▶ _Short task_:
Give the listing again character for character, but drop the images.

▶ _Data for this exercise_:
--- Begin ---

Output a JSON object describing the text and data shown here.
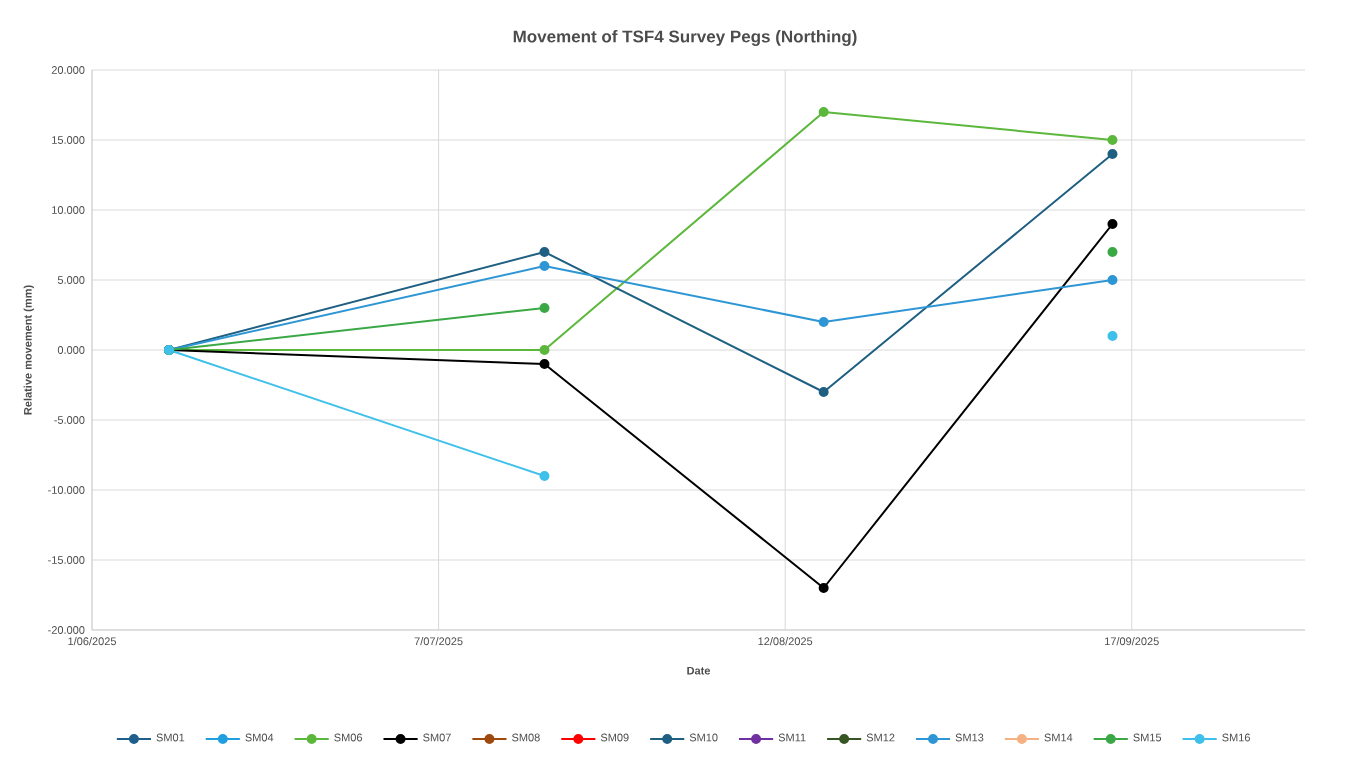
{
  "chart_data": {
    "type": "line",
    "title": "Movement of TSF4 Survey Pegs (Northing)",
    "xlabel": "Date",
    "ylabel": "Relative movement (mm)",
    "x": [
      "2025-06-09",
      "2025-07-18",
      "2025-08-16",
      "2025-09-15"
    ],
    "series": [
      {
        "name": "SM01",
        "color": "#1f5f8b",
        "values": [
          null,
          null,
          null,
          null
        ]
      },
      {
        "name": "SM04",
        "color": "#1f9fe0",
        "values": [
          null,
          null,
          null,
          null
        ]
      },
      {
        "name": "SM06",
        "color": "#5cb83c",
        "values": [
          0,
          0,
          17,
          15
        ]
      },
      {
        "name": "SM07",
        "color": "#000000",
        "values": [
          0,
          -1,
          -17,
          9
        ]
      },
      {
        "name": "SM08",
        "color": "#9e480e",
        "values": [
          null,
          null,
          null,
          null
        ]
      },
      {
        "name": "SM09",
        "color": "#ff0000",
        "values": [
          null,
          null,
          null,
          null
        ]
      },
      {
        "name": "SM10",
        "color": "#1e5f82",
        "values": [
          0,
          7,
          -3,
          14
        ]
      },
      {
        "name": "SM11",
        "color": "#7030a0",
        "values": [
          null,
          null,
          null,
          null
        ]
      },
      {
        "name": "SM12",
        "color": "#375623",
        "values": [
          null,
          null,
          null,
          null
        ]
      },
      {
        "name": "SM13",
        "color": "#2e96d4",
        "values": [
          0,
          6,
          2,
          5
        ]
      },
      {
        "name": "SM14",
        "color": "#f4b183",
        "values": [
          null,
          null,
          null,
          null
        ]
      },
      {
        "name": "SM15",
        "color": "#3aa845",
        "values": [
          0,
          3,
          null,
          7
        ]
      },
      {
        "name": "SM16",
        "color": "#3fc0ea",
        "values": [
          0,
          -9,
          null,
          1
        ]
      }
    ],
    "xlim": [
      "2025-06-01",
      "2025-10-05"
    ],
    "xticks": [
      {
        "value": "2025-06-01",
        "label": "1/06/2025"
      },
      {
        "value": "2025-07-07",
        "label": "7/07/2025"
      },
      {
        "value": "2025-08-12",
        "label": "12/08/2025"
      },
      {
        "value": "2025-09-17",
        "label": "17/09/2025"
      }
    ],
    "ylim": [
      -20,
      20
    ],
    "yticks": [
      {
        "value": -20,
        "label": "-20.000"
      },
      {
        "value": -15,
        "label": "-15.000"
      },
      {
        "value": -10,
        "label": "-10.000"
      },
      {
        "value": -5,
        "label": "-5.000"
      },
      {
        "value": 0,
        "label": "0.000"
      },
      {
        "value": 5,
        "label": "5.000"
      },
      {
        "value": 10,
        "label": "10.000"
      },
      {
        "value": 15,
        "label": "15.000"
      },
      {
        "value": 20,
        "label": "20.000"
      }
    ],
    "grid": true,
    "legend": "bottom",
    "marker": "circle",
    "line_style": "solid"
  }
}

--- End ---

▶ _Solved problem_:
Output a JSON object describing the text and data shown here.
{
  "chart_data": {
    "type": "line",
    "title": "Movement of TSF4 Survey Pegs (Northing)",
    "xlabel": "Date",
    "ylabel": "Relative movement (mm)",
    "x": [
      "2025-06-09",
      "2025-07-18",
      "2025-08-16",
      "2025-09-15"
    ],
    "series": [
      {
        "name": "SM01",
        "color": "#1f5f8b",
        "values": [
          null,
          null,
          null,
          null
        ]
      },
      {
        "name": "SM04",
        "color": "#1f9fe0",
        "values": [
          null,
          null,
          null,
          null
        ]
      },
      {
        "name": "SM06",
        "color": "#5cb83c",
        "values": [
          0,
          0,
          17,
          15
        ]
      },
      {
        "name": "SM07",
        "color": "#000000",
        "values": [
          0,
          -1,
          -17,
          9
        ]
      },
      {
        "name": "SM08",
        "color": "#9e480e",
        "values": [
          null,
          null,
          null,
          null
        ]
      },
      {
        "name": "SM09",
        "color": "#ff0000",
        "values": [
          null,
          null,
          null,
          null
        ]
      },
      {
        "name": "SM10",
        "color": "#1e5f82",
        "values": [
          0,
          7,
          -3,
          14
        ]
      },
      {
        "name": "SM11",
        "color": "#7030a0",
        "values": [
          null,
          null,
          null,
          null
        ]
      },
      {
        "name": "SM12",
        "color": "#375623",
        "values": [
          null,
          null,
          null,
          null
        ]
      },
      {
        "name": "SM13",
        "color": "#2e96d4",
        "values": [
          0,
          6,
          2,
          5
        ]
      },
      {
        "name": "SM14",
        "color": "#f4b183",
        "values": [
          null,
          null,
          null,
          null
        ]
      },
      {
        "name": "SM15",
        "color": "#3aa845",
        "values": [
          0,
          3,
          null,
          7
        ]
      },
      {
        "name": "SM16",
        "color": "#3fc0ea",
        "values": [
          0,
          -9,
          null,
          1
        ]
      }
    ],
    "xlim": [
      "2025-06-01",
      "2025-10-05"
    ],
    "xticks": [
      {
        "value": "2025-06-01",
        "label": "1/06/2025"
      },
      {
        "value": "2025-07-07",
        "label": "7/07/2025"
      },
      {
        "value": "2025-08-12",
        "label": "12/08/2025"
      },
      {
        "value": "2025-09-17",
        "label": "17/09/2025"
      }
    ],
    "ylim": [
      -20,
      20
    ],
    "yticks": [
      {
        "value": -20,
        "label": "-20.000"
      },
      {
        "value": -15,
        "label": "-15.000"
      },
      {
        "value": -10,
        "label": "-10.000"
      },
      {
        "value": -5,
        "label": "-5.000"
      },
      {
        "value": 0,
        "label": "0.000"
      },
      {
        "value": 5,
        "label": "5.000"
      },
      {
        "value": 10,
        "label": "10.000"
      },
      {
        "value": 15,
        "label": "15.000"
      },
      {
        "value": 20,
        "label": "20.000"
      }
    ],
    "grid": true,
    "legend": "bottom",
    "marker": "circle",
    "line_style": "solid"
  }
}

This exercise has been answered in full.